Data listing

%%

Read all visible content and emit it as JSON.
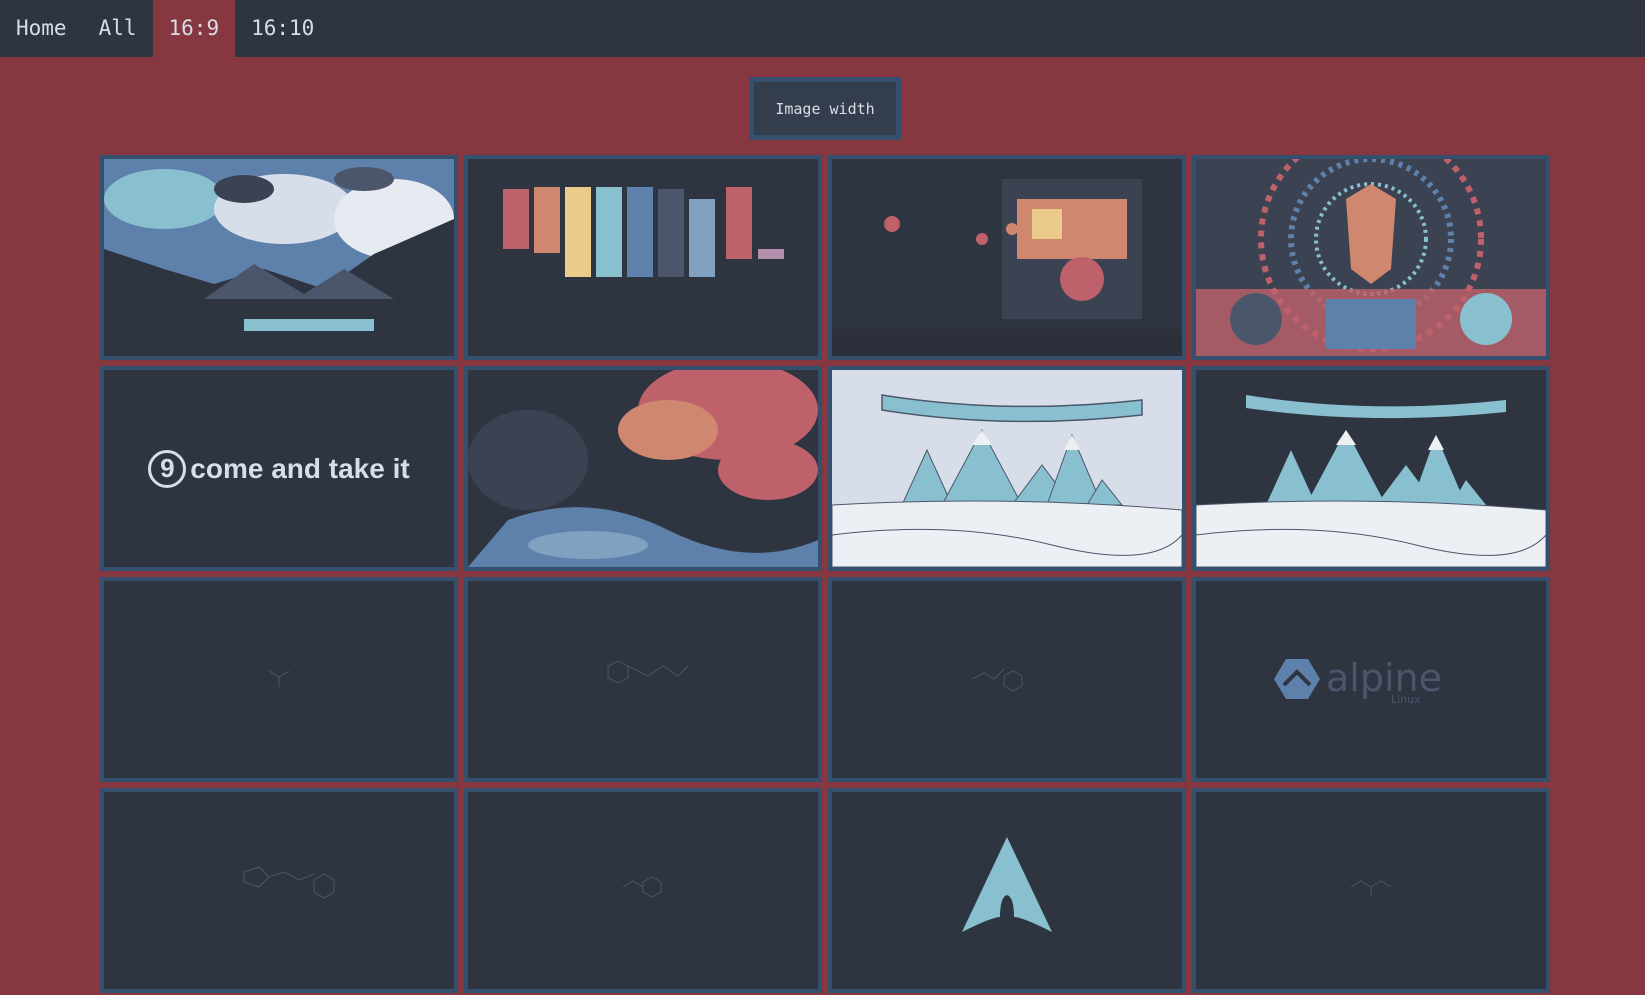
{
  "nav": {
    "tabs": [
      {
        "label": "Home",
        "active": false
      },
      {
        "label": "All",
        "active": false
      },
      {
        "label": "16:9",
        "active": true
      },
      {
        "label": "16:10",
        "active": false
      }
    ]
  },
  "controls": {
    "image_width_label": "Image width"
  },
  "colors": {
    "background": "#86373f",
    "nav": "#2e3440",
    "tile_border": "#34506c",
    "tile_bg": "#2e3440",
    "text": "#d8dee9"
  },
  "wallpapers": [
    {
      "subject": "mountain-lake-clouds"
    },
    {
      "subject": "sunset-strips"
    },
    {
      "subject": "raccoon-street-food-stall"
    },
    {
      "subject": "wolf-dj-psychedelic"
    },
    {
      "subject": "come-and-take-it",
      "text": "come and take it",
      "glyph": "9"
    },
    {
      "subject": "autumn-forest-stream"
    },
    {
      "subject": "aurora-mountains-light"
    },
    {
      "subject": "aurora-mountains-dark"
    },
    {
      "subject": "molecule-small"
    },
    {
      "subject": "molecule-chain"
    },
    {
      "subject": "molecule-dopamine"
    },
    {
      "subject": "alpine-linux-logo",
      "text": "alpine",
      "subtext": "Linux"
    },
    {
      "subject": "molecule-amoxicillin"
    },
    {
      "subject": "molecule-phenethylamine"
    },
    {
      "subject": "arch-linux-logo"
    },
    {
      "subject": "molecule-amino-acid"
    }
  ]
}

%%

WHAT IS ASKED: Reproduce the material word for word. Any pictures should be left out of the copy.

EXERCISE ANSWER:
Read all visible content and emit it as JSON.
{
  "nav": {
    "tabs": [
      {
        "label": "Home",
        "active": false
      },
      {
        "label": "All",
        "active": false
      },
      {
        "label": "16:9",
        "active": true
      },
      {
        "label": "16:10",
        "active": false
      }
    ]
  },
  "controls": {
    "image_width_label": "Image width"
  },
  "colors": {
    "background": "#86373f",
    "nav": "#2e3440",
    "tile_border": "#34506c",
    "tile_bg": "#2e3440",
    "text": "#d8dee9"
  },
  "wallpapers": [
    {
      "subject": "mountain-lake-clouds"
    },
    {
      "subject": "sunset-strips"
    },
    {
      "subject": "raccoon-street-food-stall"
    },
    {
      "subject": "wolf-dj-psychedelic"
    },
    {
      "subject": "come-and-take-it",
      "text": "come and take it",
      "glyph": "9"
    },
    {
      "subject": "autumn-forest-stream"
    },
    {
      "subject": "aurora-mountains-light"
    },
    {
      "subject": "aurora-mountains-dark"
    },
    {
      "subject": "molecule-small"
    },
    {
      "subject": "molecule-chain"
    },
    {
      "subject": "molecule-dopamine"
    },
    {
      "subject": "alpine-linux-logo",
      "text": "alpine",
      "subtext": "Linux"
    },
    {
      "subject": "molecule-amoxicillin"
    },
    {
      "subject": "molecule-phenethylamine"
    },
    {
      "subject": "arch-linux-logo"
    },
    {
      "subject": "molecule-amino-acid"
    }
  ]
}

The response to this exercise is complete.